[Figure content listings]
= = = = = = =

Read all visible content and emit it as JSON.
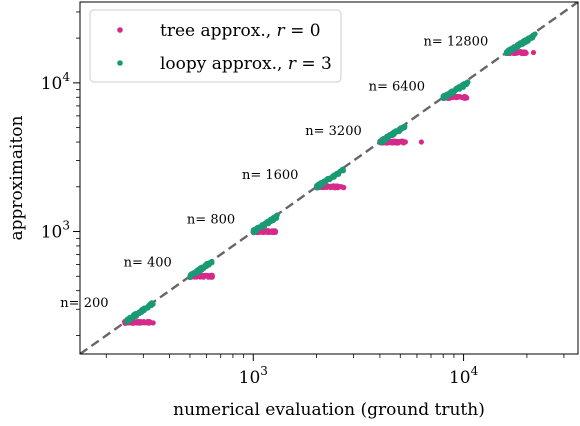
{
  "chart_data": {
    "type": "scatter",
    "xlabel": "numerical evaluation (ground truth)",
    "ylabel": "approximaiton",
    "xscale": "log",
    "yscale": "log",
    "xlim": [
      150,
      35000
    ],
    "ylim": [
      150,
      35000
    ],
    "x_ticks": [
      {
        "value": 1000,
        "base": "10",
        "exp": "3"
      },
      {
        "value": 10000,
        "base": "10",
        "exp": "4"
      }
    ],
    "y_ticks": [
      {
        "value": 1000,
        "base": "10",
        "exp": "3"
      },
      {
        "value": 10000,
        "base": "10",
        "exp": "4"
      }
    ],
    "grid": false,
    "legend_position": "top-left",
    "reference_line": {
      "style": "dashed",
      "color": "#666666",
      "from": [
        150,
        150
      ],
      "to": [
        35000,
        35000
      ]
    },
    "series": [
      {
        "name": "tree approx., r = 0",
        "legend_label": {
          "text": "tree approx., ",
          "var": "r",
          "eq": " = 0"
        },
        "color": "#d62a8a",
        "clusters": [
          {
            "n": 200,
            "x_min": 245,
            "x_max": 335,
            "y": 245,
            "outliers": [
              [
                250,
                250
              ],
              [
                310,
                245
              ]
            ]
          },
          {
            "n": 400,
            "x_min": 500,
            "x_max": 640,
            "y": 500,
            "outliers": []
          },
          {
            "n": 800,
            "x_min": 1000,
            "x_max": 1300,
            "y": 1000,
            "outliers": []
          },
          {
            "n": 1600,
            "x_min": 2000,
            "x_max": 2700,
            "y": 2000,
            "outliers": []
          },
          {
            "n": 3200,
            "x_min": 4000,
            "x_max": 5300,
            "y": 4000,
            "outliers": [
              [
                6300,
                4000
              ]
            ]
          },
          {
            "n": 6400,
            "x_min": 8000,
            "x_max": 10500,
            "y": 8000,
            "outliers": []
          },
          {
            "n": 12800,
            "x_min": 16000,
            "x_max": 20000,
            "y": 16000,
            "outliers": [
              [
                21500,
                16000
              ]
            ]
          }
        ]
      },
      {
        "name": "loopy approx., r = 3",
        "legend_label": {
          "text": "loopy approx., ",
          "var": "r",
          "eq": " = 3"
        },
        "color": "#1a9a74",
        "clusters": [
          {
            "n": 200,
            "x_min": 250,
            "x_max": 335,
            "y_min": 250,
            "y_max": 330
          },
          {
            "n": 400,
            "x_min": 500,
            "x_max": 640,
            "y_min": 500,
            "y_max": 630
          },
          {
            "n": 800,
            "x_min": 1000,
            "x_max": 1300,
            "y_min": 1000,
            "y_max": 1260
          },
          {
            "n": 1600,
            "x_min": 2000,
            "x_max": 2700,
            "y_min": 2000,
            "y_max": 2600
          },
          {
            "n": 3200,
            "x_min": 4000,
            "x_max": 5300,
            "y_min": 4000,
            "y_max": 5100
          },
          {
            "n": 6400,
            "x_min": 8000,
            "x_max": 10500,
            "y_min": 8000,
            "y_max": 10000
          },
          {
            "n": 12800,
            "x_min": 16000,
            "x_max": 22000,
            "y_min": 16000,
            "y_max": 21000
          }
        ]
      }
    ],
    "annotations": [
      {
        "text": "n= 200",
        "x": 205,
        "y": 310
      },
      {
        "text": "n= 400",
        "x": 410,
        "y": 580
      },
      {
        "text": "n= 800",
        "x": 820,
        "y": 1130
      },
      {
        "text": "n= 1600",
        "x": 1640,
        "y": 2250
      },
      {
        "text": "n= 3200",
        "x": 3280,
        "y": 4450
      },
      {
        "text": "n= 6400",
        "x": 6560,
        "y": 8900
      },
      {
        "text": "n= 12800",
        "x": 13100,
        "y": 17800
      }
    ]
  }
}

= = = = = = =

— Aim of the exercise —
Gather all lines where the word "color" appears.

— Output of the exercise —
      "color": "#666666",
        "color": "#d62a8a",
        "color": "#1a9a74",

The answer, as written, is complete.